> _WORK INSTRUCTIONS_: Transcribe all the records exactly and omit any images they hold.

> _TASK DATA_:
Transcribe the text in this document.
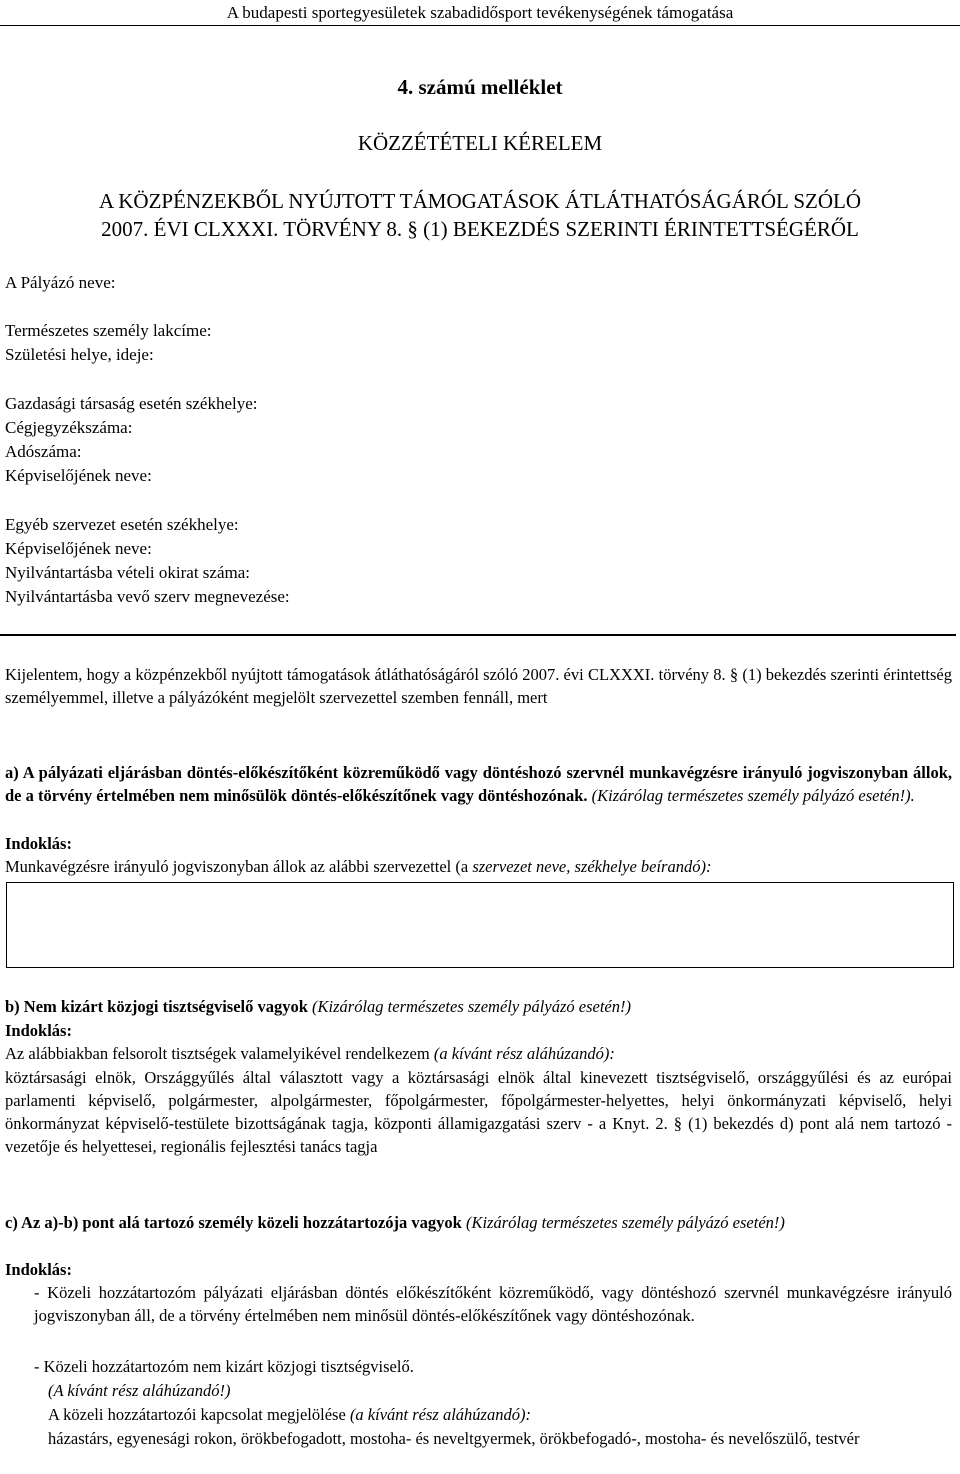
A budapesti sportegyesületek szabadidősport tevékenységének támogatása
4. számú melléklet
KÖZZÉTÉTELI KÉRELEM
A KÖZPÉNZEKBŐL NYÚJTOTT TÁMOGATÁSOK ÁTLÁTHATÓSÁGÁRÓL SZÓLÓ
2007. ÉVI CLXXXI. TÖRVÉNY 8. § (1) BEKEZDÉS SZERINTI ÉRINTETTSÉGÉRŐL
A Pályázó neve:
Természetes személy lakcíme:
Születési helye, ideje:
Gazdasági társaság esetén székhelye:
Cégjegyzékszáma:
Adószáma:
Képviselőjének neve:
Egyéb szervezet esetén székhelye:
Képviselőjének neve:
Nyilvántartásba vételi okirat száma:
Nyilvántartásba vevő szerv megnevezése:
Kijelentem, hogy a közpénzekből nyújtott támogatások átláthatóságáról szóló 2007. évi CLXXXI. törvény 8. § (1) bekezdés szerinti érintettség személyemmel, illetve a pályázóként megjelölt szervezettel szemben fennáll, mert
a) A pályázati eljárásban döntés-előkészítőként közreműködő vagy döntéshozó szervnél munkavégzésre irányuló jogviszonyban állok, de a törvény értelmében nem minősülök döntés-előkészítőnek vagy döntéshozónak. (Kizárólag természetes személy pályázó esetén!).
Indoklás:
Munkavégzésre irányuló jogviszonyban állok az alábbi szervezettel (a szervezet neve, székhelye beírandó):
b) Nem kizárt közjogi tisztségviselő vagyok (Kizárólag természetes személy pályázó esetén!)
Indoklás:
Az alábbiakban felsorolt tisztségek valamelyikével rendelkezem (a kívánt rész aláhúzandó):
köztársasági elnök, Országgyűlés által választott vagy a köztársasági elnök által kinevezett tisztségviselő, országgyűlési és az európai parlamenti képviselő, polgármester, alpolgármester, főpolgármester, főpolgármester-helyettes, helyi önkormányzati képviselő, helyi önkormányzat képviselő-testülete bizottságának tagja, központi államigazgatási szerv - a Knyt. 2. § (1) bekezdés d) pont alá nem tartozó - vezetője és helyettesei, regionális fejlesztési tanács tagja
c) Az a)-b) pont alá tartozó személy közeli hozzátartozója vagyok (Kizárólag természetes személy pályázó esetén!)
Indoklás:
- Közeli hozzátartozóm pályázati eljárásban döntés előkészítőként közreműködő, vagy döntéshozó szervnél munkavégzésre irányuló jogviszonyban áll, de a törvény értelmében nem minősül döntés-előkészítőnek vagy döntéshozónak.
- Közeli hozzátartozóm nem kizárt közjogi tisztségviselő.
(A kívánt rész aláhúzandó!)
A közeli hozzátartozói kapcsolat megjelölése (a kívánt rész aláhúzandó):
házastárs, egyenesági rokon, örökbefogadott, mostoha- és neveltgyermek, örökbefogadó-, mostoha- és nevelőszülő, testvér
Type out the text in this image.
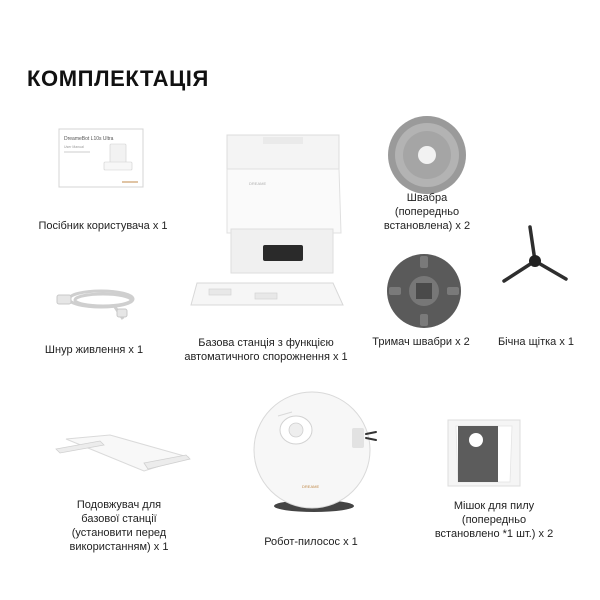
КОМПЛЕКТАЦІЯ
DreameBot L10s Ultra
User Manual
Посібник користувача x 1
DREAME
Базова станція з функцією
автоматичного спорожнення x 1
Швабра
(попередньо
встановлена) x 2
Тримач швабри x 2	Бічна щітка x 1
Шнур живлення x 1
Подовжувач для
базової станції
(установити перед
використанням) x 1
DREAME
Робот-пилосос x 1
Мішок для пилу
(попередньо
встановлено *1 шт.) x 2
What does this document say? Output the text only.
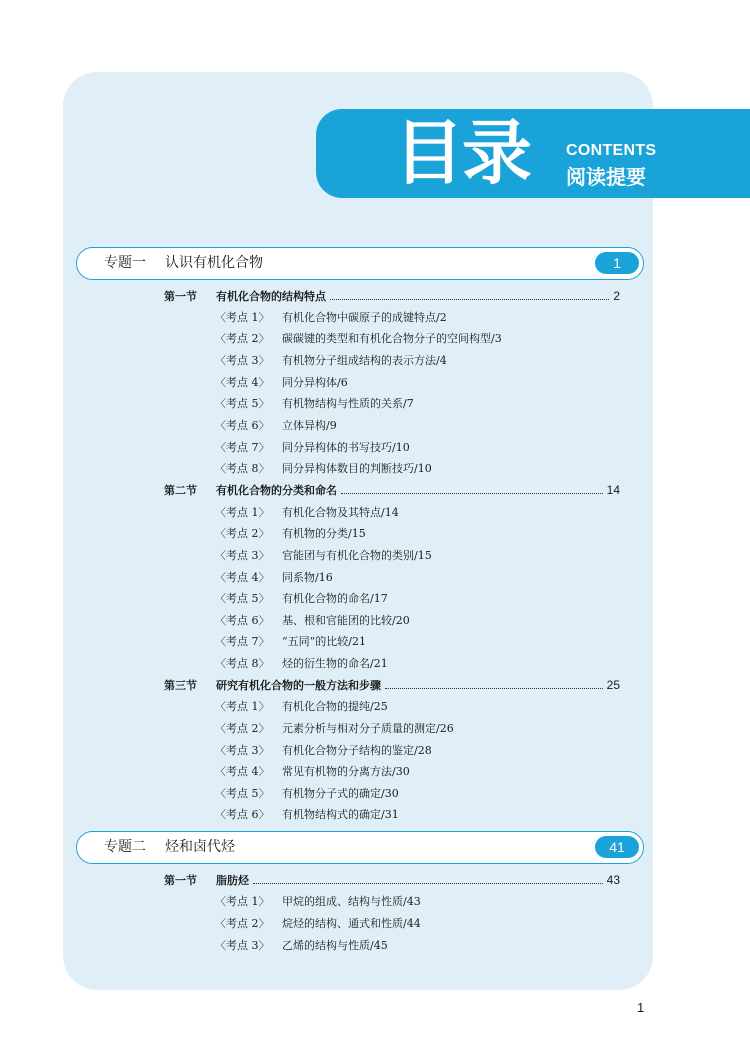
目录	CONTENTS
阅读提要
专题一 认识有机化合物	1
第一节	有机化合物的结构特点	2
〈考点 1〉	有机化合物中碳原子的成键特点/2
〈考点 2〉	碳碳键的类型和有机化合物分子的空间构型/3
〈考点 3〉	有机物分子组成结构的表示方法/4
〈考点 4〉	同分异构体/6
〈考点 5〉	有机物结构与性质的关系/7
〈考点 6〉	立体异构/9
〈考点 7〉	同分异构体的书写技巧/10
〈考点 8〉	同分异构体数目的判断技巧/10
第二节	有机化合物的分类和命名	14
〈考点 1〉	有机化合物及其特点/14
〈考点 2〉	有机物的分类/15
〈考点 3〉	官能团与有机化合物的类别/15
〈考点 4〉	同系物/16
〈考点 5〉	有机化合物的命名/17
〈考点 6〉	基、根和官能团的比较/20
〈考点 7〉	“五同”的比较/21
〈考点 8〉	烃的衍生物的命名/21
第三节	研究有机化合物的一般方法和步骤	25
〈考点 1〉	有机化合物的提纯/25
〈考点 2〉	元素分析与相对分子质量的测定/26
〈考点 3〉	有机化合物分子结构的鉴定/28
〈考点 4〉	常见有机物的分离方法/30
〈考点 5〉	有机物分子式的确定/30
〈考点 6〉	有机物结构式的确定/31
专题二 烃和卤代烃	41
第一节	脂肪烃	43
〈考点 1〉	甲烷的组成、结构与性质/43
〈考点 2〉	烷烃的结构、通式和性质/44
〈考点 3〉	乙烯的结构与性质/45
1
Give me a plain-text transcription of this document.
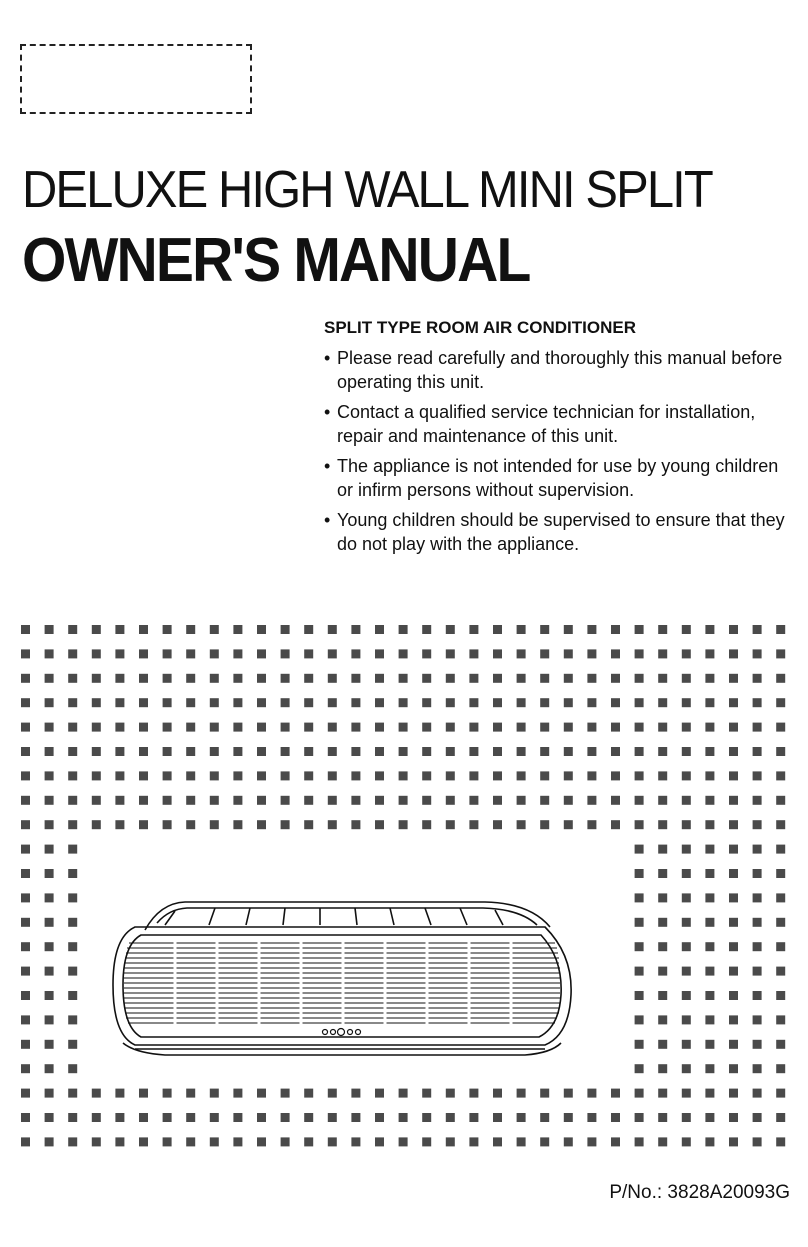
DELUXE HIGH WALL MINI SPLIT
OWNER'S MANUAL
SPLIT TYPE ROOM AIR CONDITIONER
• Please read carefully and thoroughly this manual before operating this unit.
• Contact a qualified service technician for installation, repair and maintenance of this unit.
• The appliance is not intended for use by young children or infirm persons without supervision.
• Young children should be supervised to ensure that they do not play with the appliance.
P/No.: 3828A20093G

> _TASK RESPONSE_:
Transcribe the text in this document.
A budapesti sportegyesületek szabadidősport tevékenységének támogatása
4. számú melléklet
KÖZZÉTÉTELI KÉRELEM
A KÖZPÉNZEKBŐL NYÚJTOTT TÁMOGATÁSOK ÁTLÁTHATÓSÁGÁRÓL SZÓLÓ
2007. ÉVI CLXXXI. TÖRVÉNY 8. § (1) BEKEZDÉS SZERINTI ÉRINTETTSÉGÉRŐL
A Pályázó neve:
Természetes személy lakcíme:
Születési helye, ideje:
Gazdasági társaság esetén székhelye:
Cégjegyzékszáma:
Adószáma:
Képviselőjének neve:
Egyéb szervezet esetén székhelye:
Képviselőjének neve:
Nyilvántartásba vételi okirat száma:
Nyilvántartásba vevő szerv megnevezése:
Kijelentem, hogy a közpénzekből nyújtott támogatások átláthatóságáról szóló 2007. évi CLXXXI. törvény 8. § (1) bekezdés szerinti érintettség személyemmel, illetve a pályázóként megjelölt szervezettel szemben fennáll, mert
a) A pályázati eljárásban döntés-előkészítőként közreműködő vagy döntéshozó szervnél munkavégzésre irányuló jogviszonyban állok, de a törvény értelmében nem minősülök döntés-előkészítőnek vagy döntéshozónak. (Kizárólag természetes személy pályázó esetén!).
Indoklás:
Munkavégzésre irányuló jogviszonyban állok az alábbi szervezettel (a szervezet neve, székhelye beírandó):
b) Nem kizárt közjogi tisztségviselő vagyok (Kizárólag természetes személy pályázó esetén!)
Indoklás:
Az alábbiakban felsorolt tisztségek valamelyikével rendelkezem (a kívánt rész aláhúzandó):
köztársasági elnök, Országgyűlés által választott vagy a köztársasági elnök által kinevezett tisztségviselő, országgyűlési és az európai parlamenti képviselő, polgármester, alpolgármester, főpolgármester, főpolgármester-helyettes, helyi önkormányzati képviselő, helyi önkormányzat képviselő-testülete bizottságának tagja, központi államigazgatási szerv - a Knyt. 2. § (1) bekezdés d) pont alá nem tartozó - vezetője és helyettesei, regionális fejlesztési tanács tagja
c) Az a)-b) pont alá tartozó személy közeli hozzátartozója vagyok (Kizárólag természetes személy pályázó esetén!)
Indoklás:
- Közeli hozzátartozóm pályázati eljárásban döntés előkészítőként közreműködő, vagy döntéshozó szervnél munkavégzésre irányuló jogviszonyban áll, de a törvény értelmében nem minősül döntés-előkészítőnek vagy döntéshozónak.
- Közeli hozzátartozóm nem kizárt közjogi tisztségviselő.
(A kívánt rész aláhúzandó!)
A közeli hozzátartozói kapcsolat megjelölése (a kívánt rész aláhúzandó):
házastárs, egyenesági rokon, örökbefogadott, mostoha- és neveltgyermek, örökbefogadó-, mostoha- és nevelőszülő, testvér
Type out the text in this image.
КОМПЛЕКТАЦІЯ
DreameBot L10s Ultra
User Manual
Посібник користувача x 1
DREAME
Базова станція з функцією
автоматичного спорожнення x 1
Швабра
(попередньо
встановлена) x 2
Тримач швабри x 2	Бічна щітка x 1
Шнур живлення x 1
Подовжувач для
базової станції
(установити перед
використанням) x 1
DREAME
Робот-пилосос x 1
Мішок для пилу
(попередньо
встановлено *1 шт.) x 2
What does this document say? Output the text only.
目录	CONTENTS
阅读提要
专题一 认识有机化合物	1
第一节	有机化合物的结构特点	2
〈考点 1〉	有机化合物中碳原子的成键特点/2
〈考点 2〉	碳碳键的类型和有机化合物分子的空间构型/3
〈考点 3〉	有机物分子组成结构的表示方法/4
〈考点 4〉	同分异构体/6
〈考点 5〉	有机物结构与性质的关系/7
〈考点 6〉	立体异构/9
〈考点 7〉	同分异构体的书写技巧/10
〈考点 8〉	同分异构体数目的判断技巧/10
第二节	有机化合物的分类和命名	14
〈考点 1〉	有机化合物及其特点/14
〈考点 2〉	有机物的分类/15
〈考点 3〉	官能团与有机化合物的类别/15
〈考点 4〉	同系物/16
〈考点 5〉	有机化合物的命名/17
〈考点 6〉	基、根和官能团的比较/20
〈考点 7〉	“五同”的比较/21
〈考点 8〉	烃的衍生物的命名/21
第三节	研究有机化合物的一般方法和步骤	25
〈考点 1〉	有机化合物的提纯/25
〈考点 2〉	元素分析与相对分子质量的测定/26
〈考点 3〉	有机化合物分子结构的鉴定/28
〈考点 4〉	常见有机物的分离方法/30
〈考点 5〉	有机物分子式的确定/30
〈考点 6〉	有机物结构式的确定/31
专题二 烃和卤代烃	41
第一节	脂肪烃	43
〈考点 1〉	甲烷的组成、结构与性质/43
〈考点 2〉	烷烃的结构、通式和性质/44
〈考点 3〉	乙烯的结构与性质/45
1
Give me a plain-text transcription of this document.
DELUXE HIGH WALL MINI SPLIT
OWNER'S MANUAL
SPLIT TYPE ROOM AIR CONDITIONER
• Please read carefully and thoroughly this manual before operating this unit.
• Contact a qualified service technician for installation, repair and maintenance of this unit.
• The appliance is not intended for use by young children or infirm persons without supervision.
• Young children should be supervised to ensure that they do not play with the appliance.
P/No.: 3828A20093G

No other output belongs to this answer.